» **What you need to do**
Search the data below for the word "written" and copy each line that holds it.

(begin)

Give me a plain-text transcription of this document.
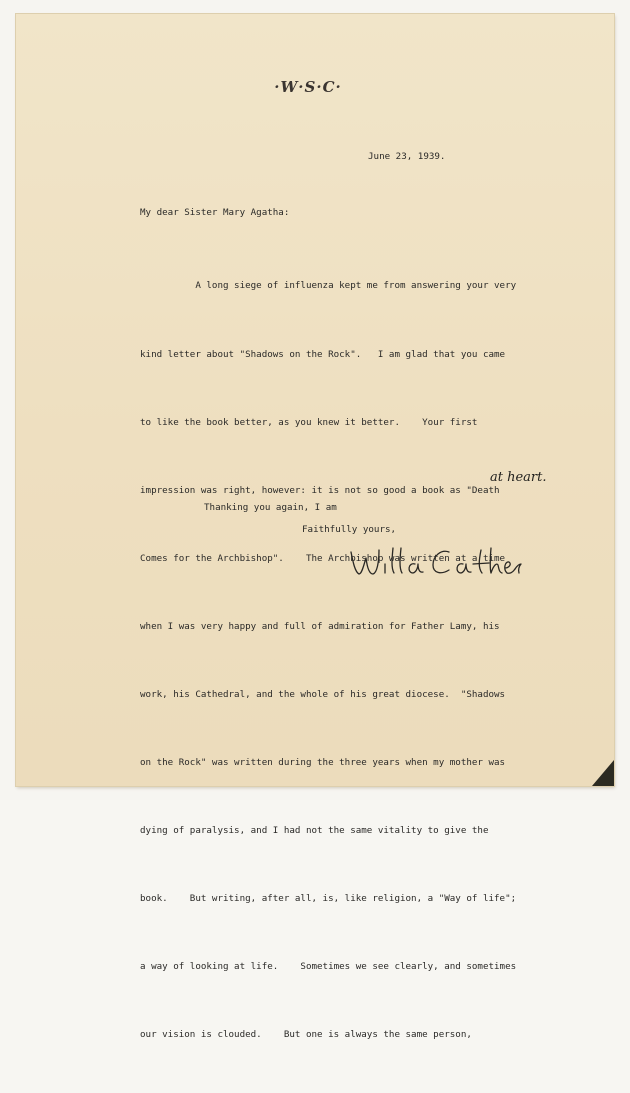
·W·S·C·
June 23, 1939.
My dear Sister Mary Agatha:

A long siege of influenza kept me from answering your very

kind letter about "Shadows on the Rock".   I am glad that you came

to like the book better, as you knew it better.    Your first

impression was right, however: it is not so good a book as "Death

Comes for the Archbishop".    The Archbishop was written at a time

when I was very happy and full of admiration for Father Lamy, his

work, his Cathedral, and the whole of his great diocese.  "Shadows

on the Rock" was written during the three years when my mother was

dying of paralysis, and I had not the same vitality to give the

book.    But writing, after all, is, like religion, a "Way of life";

a way of looking at life.    Sometimes we see clearly, and sometimes

our vision is clouded.    But one is always the same person,

at heart.
Thanking you again, I am
Faithfully yours,
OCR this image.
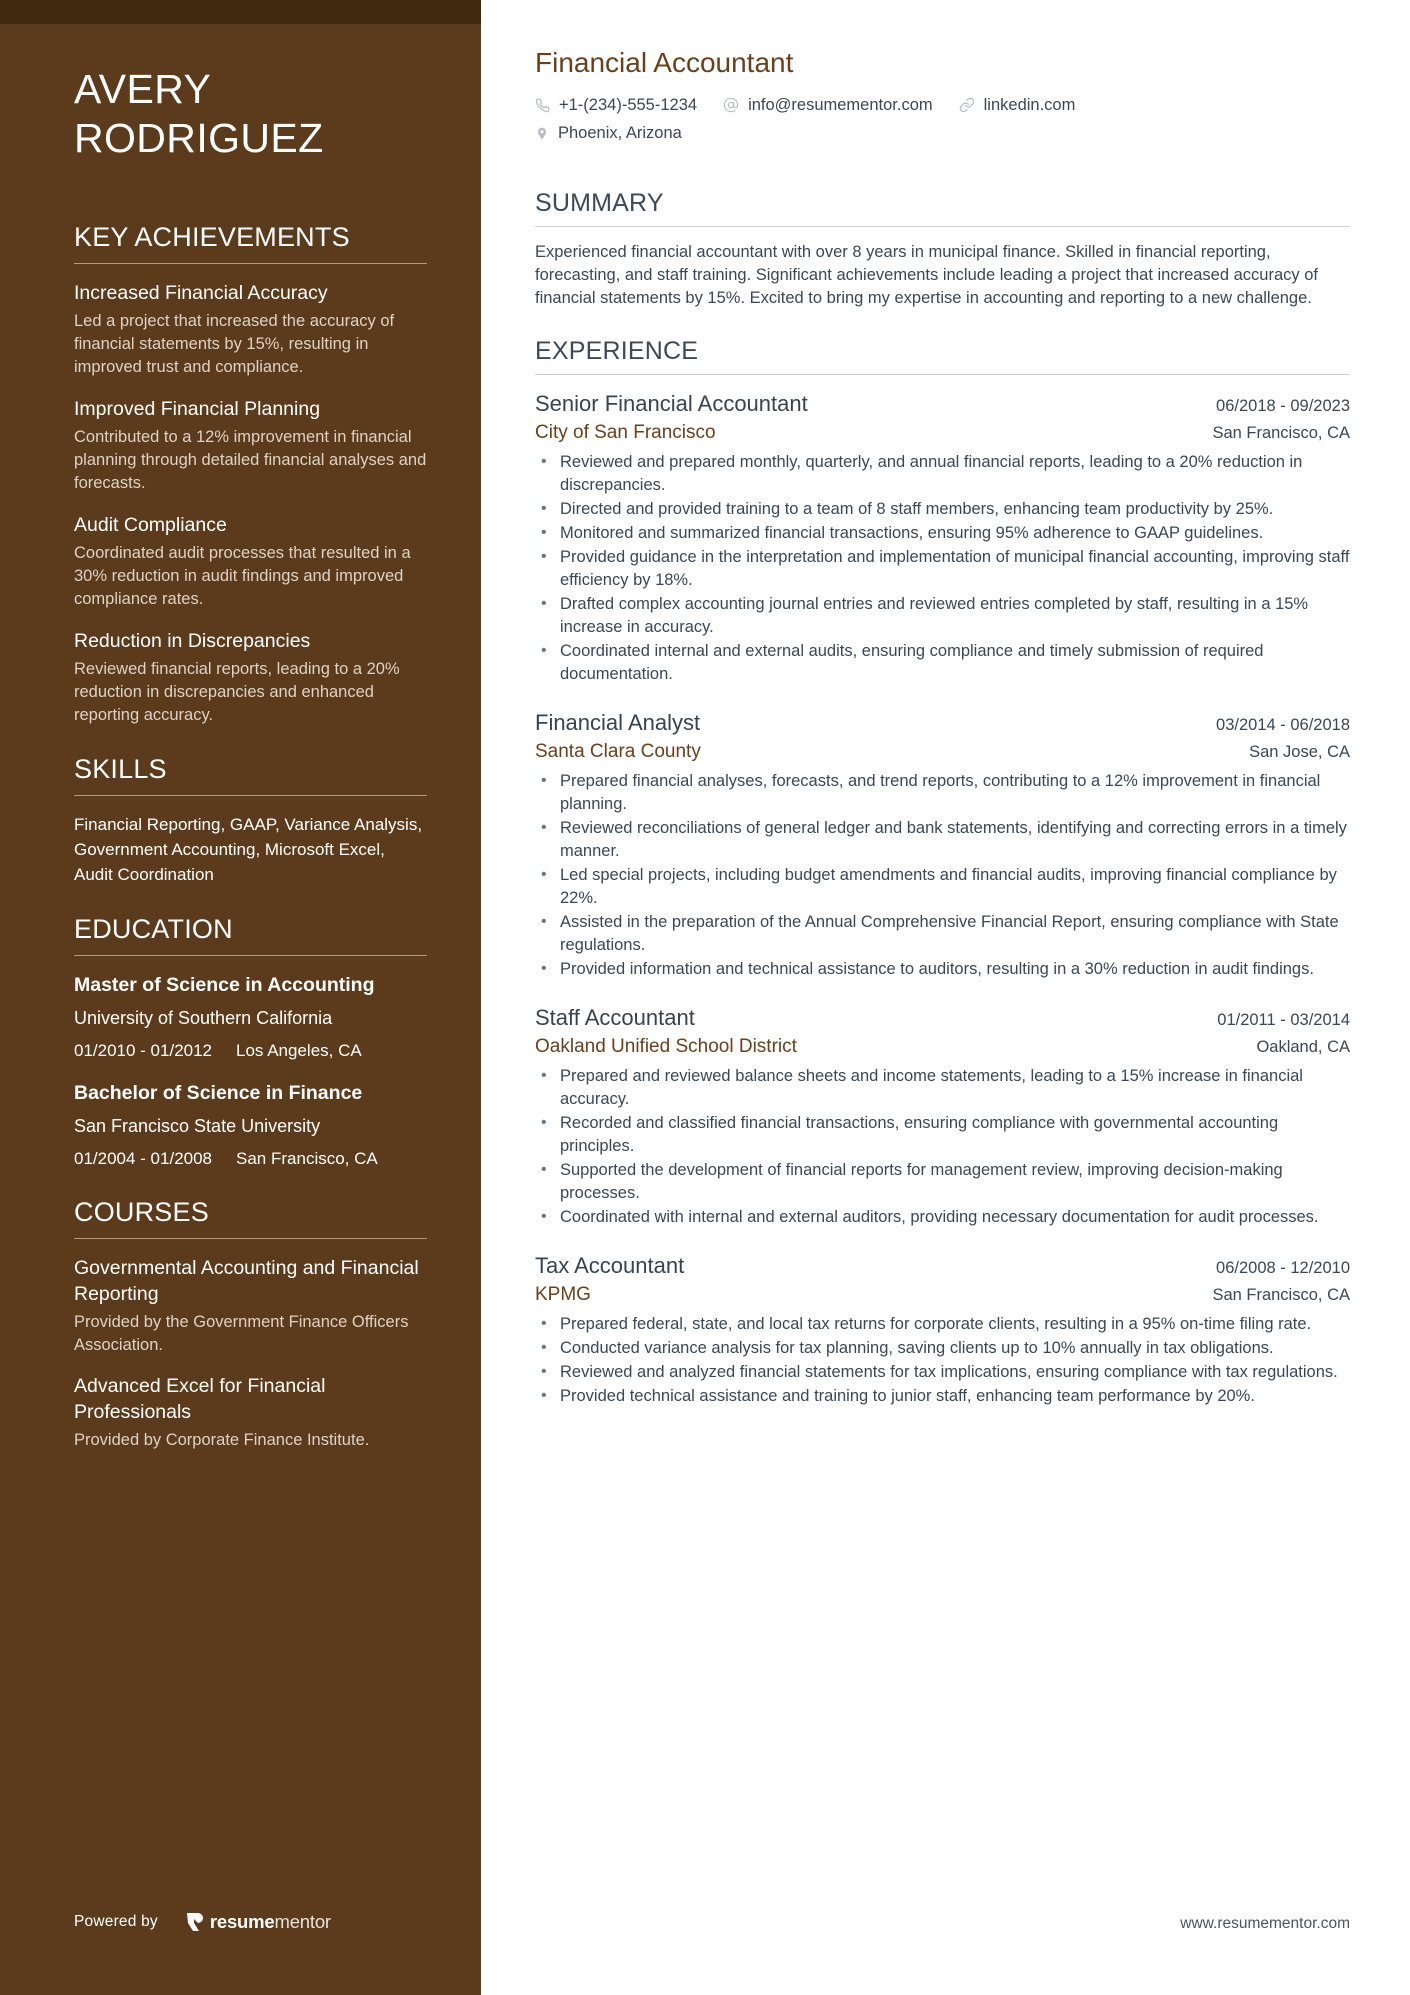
AVERY
RODRIGUEZ
KEY ACHIEVEMENTS
Increased Financial Accuracy
Led a project that increased the accuracy of financial statements by 15%, resulting in improved trust and compliance.
Improved Financial Planning
Contributed to a 12% improvement in financial planning through detailed financial analyses and forecasts.
Audit Compliance
Coordinated audit processes that resulted in a 30% reduction in audit findings and improved compliance rates.
Reduction in Discrepancies
Reviewed financial reports, leading to a 20% reduction in discrepancies and enhanced reporting accuracy.
SKILLS
Financial Reporting, GAAP, Variance Analysis, Government Accounting, Microsoft Excel, Audit Coordination
EDUCATION
Master of Science in Accounting
University of Southern California
01/2010 - 01/2012 Los Angeles, CA
Bachelor of Science in Finance
San Francisco State University
01/2004 - 01/2008 San Francisco, CA
COURSES
Governmental Accounting and Financial Reporting
Provided by the Government Finance Officers Association.
Advanced Excel for Financial Professionals
Provided by Corporate Finance Institute.
Powered by	resumementor
Financial Accountant
+1-(234)-555-1234	info@resumementor.com	linkedin.com
Phoenix, Arizona
SUMMARY

Experienced financial accountant with over 8 years in municipal finance. Skilled in financial reporting, forecasting, and staff training. Significant achievements include leading a project that increased accuracy of financial statements by 15%. Excited to bring my expertise in accounting and reporting to a new challenge.

EXPERIENCE
Senior Financial Accountant	06/2018 - 09/2023
City of San Francisco	San Francisco, CA
• Reviewed and prepared monthly, quarterly, and annual financial reports, leading to a 20% reduction in discrepancies.
• Directed and provided training to a team of 8 staff members, enhancing team productivity by 25%.
• Monitored and summarized financial transactions, ensuring 95% adherence to GAAP guidelines.
• Provided guidance in the interpretation and implementation of municipal financial accounting, improving staff efficiency by 18%.
• Drafted complex accounting journal entries and reviewed entries completed by staff, resulting in a 15% increase in accuracy.
• Coordinated internal and external audits, ensuring compliance and timely submission of required documentation.
Financial Analyst	03/2014 - 06/2018
Santa Clara County	San Jose, CA
• Prepared financial analyses, forecasts, and trend reports, contributing to a 12% improvement in financial planning.
• Reviewed reconciliations of general ledger and bank statements, identifying and correcting errors in a timely manner.
• Led special projects, including budget amendments and financial audits, improving financial compliance by 22%.
• Assisted in the preparation of the Annual Comprehensive Financial Report, ensuring compliance with State regulations.
• Provided information and technical assistance to auditors, resulting in a 30% reduction in audit findings.
Staff Accountant	01/2011 - 03/2014
Oakland Unified School District	Oakland, CA
• Prepared and reviewed balance sheets and income statements, leading to a 15% increase in financial accuracy.
• Recorded and classified financial transactions, ensuring compliance with governmental accounting principles.
• Supported the development of financial reports for management review, improving decision-making processes.
• Coordinated with internal and external auditors, providing necessary documentation for audit processes.
Tax Accountant	06/2008 - 12/2010
KPMG	San Francisco, CA
• Prepared federal, state, and local tax returns for corporate clients, resulting in a 95% on-time filing rate.
• Conducted variance analysis for tax planning, saving clients up to 10% annually in tax obligations.
• Reviewed and analyzed financial statements for tax implications, ensuring compliance with tax regulations.
• Provided technical assistance and training to junior staff, enhancing team performance by 20%.
www.resumementor.com
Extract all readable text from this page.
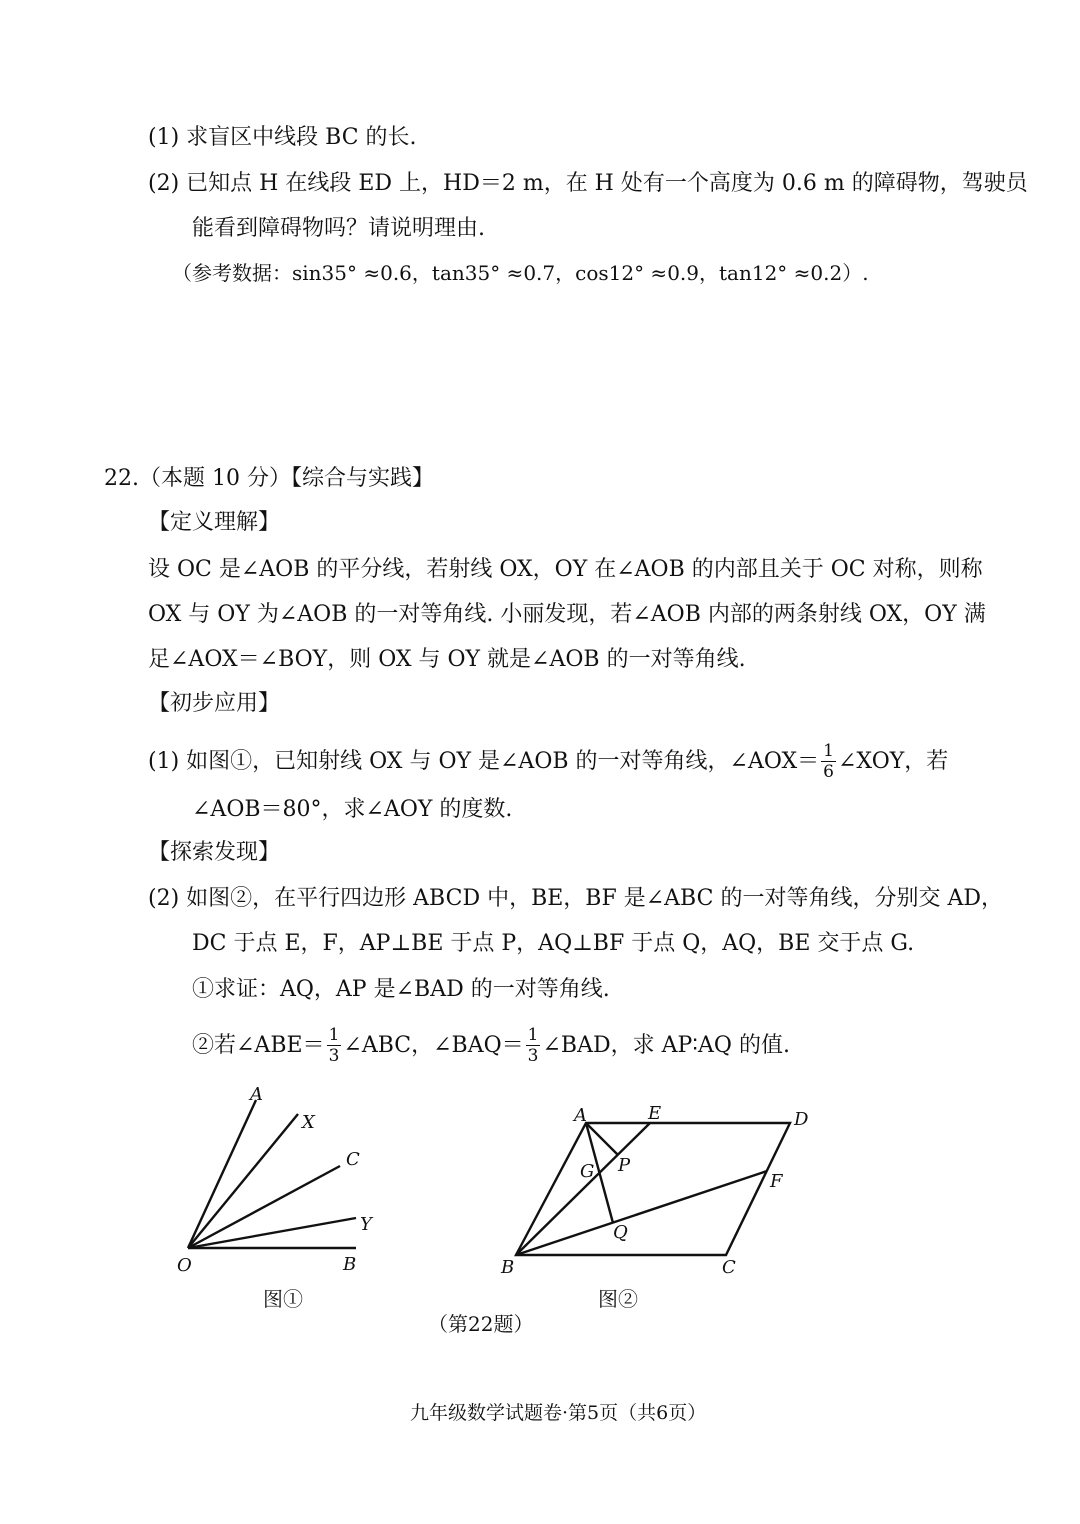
(1) 求盲区中线段 BC 的长.
(2) 已知点 H 在线段 ED 上，HD＝2 m，在 H 处有一个高度为 0.6 m 的障碍物，驾驶员
能看到障碍物吗？请说明理由.
（参考数据：sin35° ≈0.6，tan35° ≈0.7，cos12° ≈0.9，tan12° ≈0.2）.
22.（本题 10 分）【综合与实践】
【定义理解】
设 OC 是∠AOB 的平分线，若射线 OX，OY 在∠AOB 的内部且关于 OC 对称，则称
OX 与 OY 为∠AOB 的一对等角线. 小丽发现，若∠AOB 内部的两条射线 OX，OY 满
足∠AOX＝∠BOY，则 OX 与 OY 就是∠AOB 的一对等角线.
【初步应用】
(1) 如图①，已知射线 OX 与 OY 是∠AOB 的一对等角线，∠AOX＝ $\frac{1}{6}$ ∠XOY，若
∠AOB＝80°，求∠AOY 的度数.
【探索发现】
(2) 如图②，在平行四边形 ABCD 中，BE，BF 是∠ABC 的一对等角线，分别交 AD，
DC 于点 E，F，AP⊥BE 于点 P，AQ⊥BF 于点 Q，AQ，BE 交于点 G.
①求证：AQ，AP 是∠BAD 的一对等角线.
②若∠ABE＝ $\frac{1}{3}$ ∠ABC，∠BAQ＝ $\frac{1}{3}$ ∠BAD，求 AP∶AQ 的值.
A
X
C
Y
O	B
图①
A	E	D
G P
F
Q
B	C
图②
（第22题）
九年级数学试题卷·第5页（共6页）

(end)

» **Output below**
Comes for the Archbishop".    The Archbishop was written at a time
on the Rock" was written during the three years when my mother was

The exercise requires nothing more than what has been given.